Copy every line of the records below verbatim, leaving out the pictures.

Dataset records:
(begin)

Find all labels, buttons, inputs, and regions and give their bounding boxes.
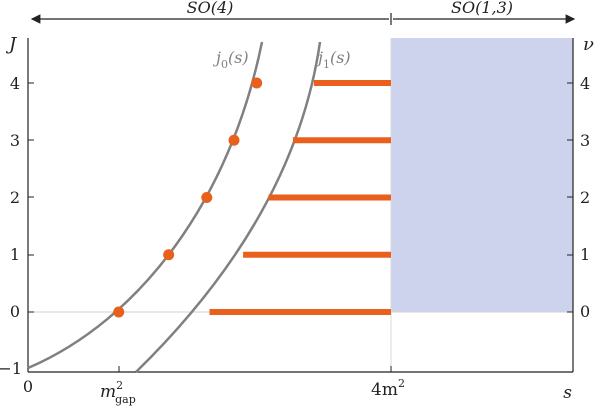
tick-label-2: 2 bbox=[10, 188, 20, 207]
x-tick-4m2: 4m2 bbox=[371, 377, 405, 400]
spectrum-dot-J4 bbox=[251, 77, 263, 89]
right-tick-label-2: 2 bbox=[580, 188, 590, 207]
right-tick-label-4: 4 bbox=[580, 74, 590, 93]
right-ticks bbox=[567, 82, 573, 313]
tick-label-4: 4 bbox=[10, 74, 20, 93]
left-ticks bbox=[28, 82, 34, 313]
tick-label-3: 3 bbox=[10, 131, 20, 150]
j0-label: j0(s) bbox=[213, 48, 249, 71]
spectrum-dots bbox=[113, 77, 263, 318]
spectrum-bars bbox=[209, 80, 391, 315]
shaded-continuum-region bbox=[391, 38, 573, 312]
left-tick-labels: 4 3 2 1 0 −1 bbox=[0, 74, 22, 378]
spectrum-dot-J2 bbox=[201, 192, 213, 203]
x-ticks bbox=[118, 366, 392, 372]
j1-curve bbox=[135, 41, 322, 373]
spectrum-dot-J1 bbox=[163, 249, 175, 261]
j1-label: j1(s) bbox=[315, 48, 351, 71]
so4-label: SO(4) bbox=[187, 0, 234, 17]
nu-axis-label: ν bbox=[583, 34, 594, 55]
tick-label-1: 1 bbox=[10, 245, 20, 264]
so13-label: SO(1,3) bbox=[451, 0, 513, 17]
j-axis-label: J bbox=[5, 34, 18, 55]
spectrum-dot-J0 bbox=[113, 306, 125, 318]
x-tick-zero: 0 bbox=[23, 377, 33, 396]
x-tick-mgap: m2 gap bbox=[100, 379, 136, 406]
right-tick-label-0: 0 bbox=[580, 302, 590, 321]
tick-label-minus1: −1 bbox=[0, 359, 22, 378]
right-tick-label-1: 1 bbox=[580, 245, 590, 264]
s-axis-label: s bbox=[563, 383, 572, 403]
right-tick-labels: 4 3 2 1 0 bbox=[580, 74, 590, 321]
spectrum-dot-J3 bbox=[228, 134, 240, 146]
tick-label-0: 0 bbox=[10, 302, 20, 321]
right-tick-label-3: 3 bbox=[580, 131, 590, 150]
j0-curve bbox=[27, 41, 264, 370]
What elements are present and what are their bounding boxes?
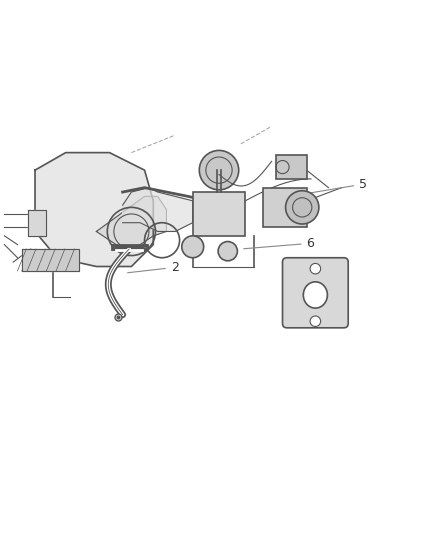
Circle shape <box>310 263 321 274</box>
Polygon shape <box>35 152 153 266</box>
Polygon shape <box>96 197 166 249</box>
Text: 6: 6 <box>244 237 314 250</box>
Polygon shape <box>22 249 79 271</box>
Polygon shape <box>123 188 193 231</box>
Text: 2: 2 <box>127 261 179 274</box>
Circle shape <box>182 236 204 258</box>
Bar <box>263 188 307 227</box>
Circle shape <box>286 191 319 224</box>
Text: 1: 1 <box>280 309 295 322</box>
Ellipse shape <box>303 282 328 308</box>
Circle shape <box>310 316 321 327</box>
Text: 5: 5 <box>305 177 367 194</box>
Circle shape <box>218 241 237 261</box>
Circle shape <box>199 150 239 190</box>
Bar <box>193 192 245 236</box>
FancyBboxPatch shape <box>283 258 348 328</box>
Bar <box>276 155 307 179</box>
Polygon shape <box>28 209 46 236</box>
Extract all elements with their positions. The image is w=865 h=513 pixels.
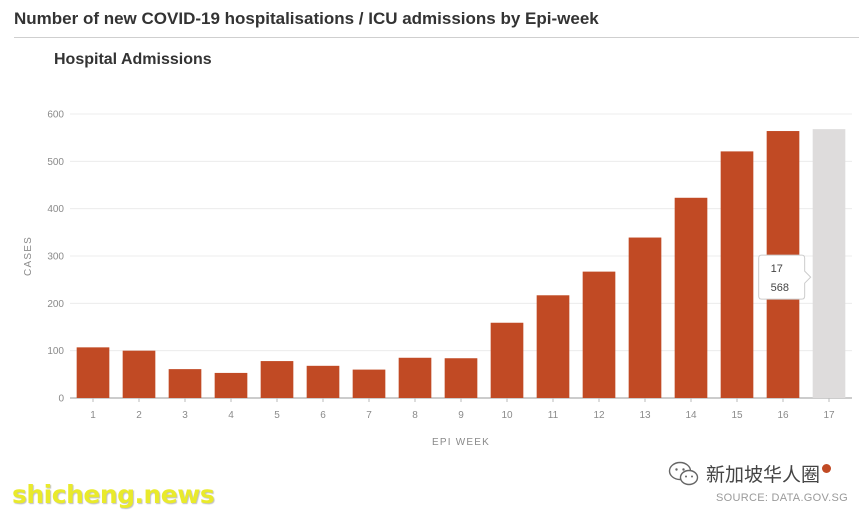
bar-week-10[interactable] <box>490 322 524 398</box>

(end)

Task solution |
Find all labels, buttons, inputs, and regions and give their bounding boxes.
tick-label-2: 2 bbox=[10, 188, 20, 207]
x-tick-4m2: 4m2 bbox=[371, 377, 405, 400]
spectrum-dot-J4 bbox=[251, 77, 263, 89]
right-tick-label-2: 2 bbox=[580, 188, 590, 207]
right-tick-label-4: 4 bbox=[580, 74, 590, 93]
right-ticks bbox=[567, 82, 573, 313]
tick-label-4: 4 bbox=[10, 74, 20, 93]
left-ticks bbox=[28, 82, 34, 313]
tick-label-3: 3 bbox=[10, 131, 20, 150]
j0-label: j0(s) bbox=[213, 48, 249, 71]
spectrum-dots bbox=[113, 77, 263, 318]
spectrum-bars bbox=[209, 80, 391, 315]
shaded-continuum-region bbox=[391, 38, 573, 312]
left-tick-labels: 4 3 2 1 0 −1 bbox=[0, 74, 22, 378]
spectrum-dot-J2 bbox=[201, 192, 213, 203]
x-ticks bbox=[118, 366, 392, 372]
j1-curve bbox=[135, 41, 322, 373]
spectrum-dot-J1 bbox=[163, 249, 175, 261]
j1-label: j1(s) bbox=[315, 48, 351, 71]
so4-label: SO(4) bbox=[187, 0, 234, 17]
nu-axis-label: ν bbox=[583, 34, 594, 55]
tick-label-1: 1 bbox=[10, 245, 20, 264]
so13-label: SO(1,3) bbox=[451, 0, 513, 17]
j-axis-label: J bbox=[5, 34, 18, 55]
spectrum-dot-J0 bbox=[113, 306, 125, 318]
x-tick-zero: 0 bbox=[23, 377, 33, 396]
x-tick-mgap: m2 gap bbox=[100, 379, 136, 406]
right-tick-label-0: 0 bbox=[580, 302, 590, 321]
tick-label-minus1: −1 bbox=[0, 359, 22, 378]
right-tick-label-1: 1 bbox=[580, 245, 590, 264]
s-axis-label: s bbox=[563, 383, 572, 403]
right-tick-labels: 4 3 2 1 0 bbox=[580, 74, 590, 321]
spectrum-dot-J3 bbox=[228, 134, 240, 146]
tick-label-0: 0 bbox=[10, 302, 20, 321]
right-tick-label-3: 3 bbox=[580, 131, 590, 150]
j0-curve bbox=[27, 41, 264, 370]
What elements are present and what are their bounding boxes?
Circle shape <box>310 263 321 274</box>
Polygon shape <box>35 152 153 266</box>
Polygon shape <box>96 197 166 249</box>
Text: 6: 6 <box>244 237 314 250</box>
Polygon shape <box>22 249 79 271</box>
Polygon shape <box>123 188 193 231</box>
Text: 2: 2 <box>127 261 179 274</box>
Circle shape <box>182 236 204 258</box>
Bar <box>263 188 307 227</box>
Circle shape <box>286 191 319 224</box>
Text: 1: 1 <box>280 309 295 322</box>
Ellipse shape <box>303 282 328 308</box>
Circle shape <box>310 316 321 327</box>
Text: 5: 5 <box>305 177 367 194</box>
Circle shape <box>218 241 237 261</box>
Circle shape <box>199 150 239 190</box>
Bar <box>193 192 245 236</box>
FancyBboxPatch shape <box>283 258 348 328</box>
Bar <box>276 155 307 179</box>
Polygon shape <box>28 209 46 236</box>
Extract all elements with their positions. The image is w=865 h=513 pixels.
bar-week-10[interactable] <box>490 322 524 398</box>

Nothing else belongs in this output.